## Dataset entries on figures:
************

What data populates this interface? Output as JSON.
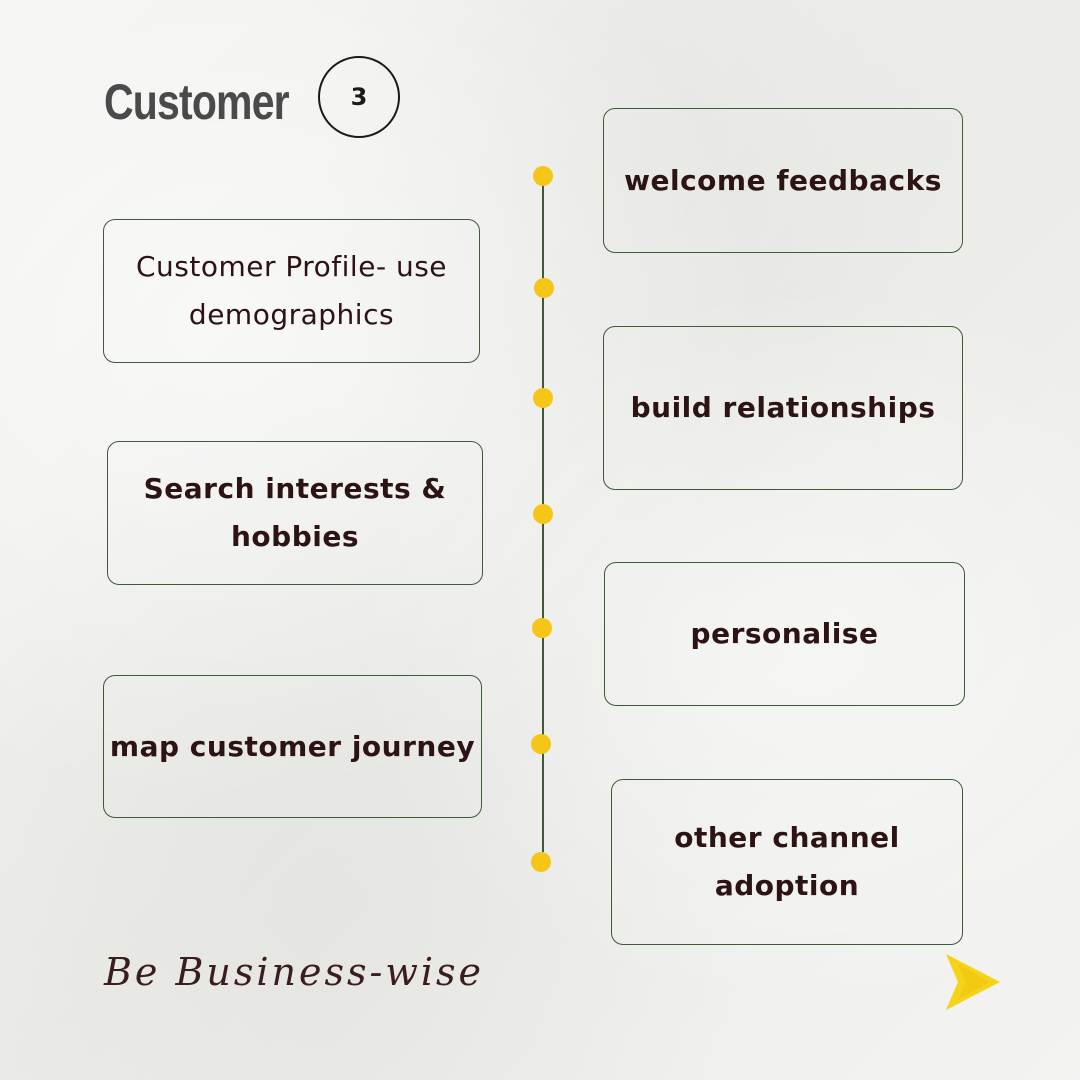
{
  "header": {
    "title": "Customer",
    "badge": "3"
  },
  "left_cards": [
    {
      "text": "Customer Profile- use demographics"
    },
    {
      "text": "Search interests & hobbies"
    },
    {
      "text": "map customer journey"
    }
  ],
  "right_cards": [
    {
      "text": "welcome feedbacks"
    },
    {
      "text": "build relationships"
    },
    {
      "text": "personalise"
    },
    {
      "text": "other channel adoption"
    }
  ],
  "footer": {
    "tagline": "Be Business-wise"
  },
  "colors": {
    "accent": "#f5c518",
    "line": "#3e5a38",
    "text": "#2c1414",
    "title": "#4a4a4a"
  },
  "icons": {
    "next": "arrow-right-icon"
  }
}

************

## Goal:
Pull out each line of the entries that contains "text".

## Finished task:
      "text": "Customer Profile- use demographics"
      "text": "Search interests & hobbies"
      "text": "map customer journey"
      "text": "welcome feedbacks"
      "text": "build relationships"
      "text": "personalise"
      "text": "other channel adoption"
    "text": "#2c1414",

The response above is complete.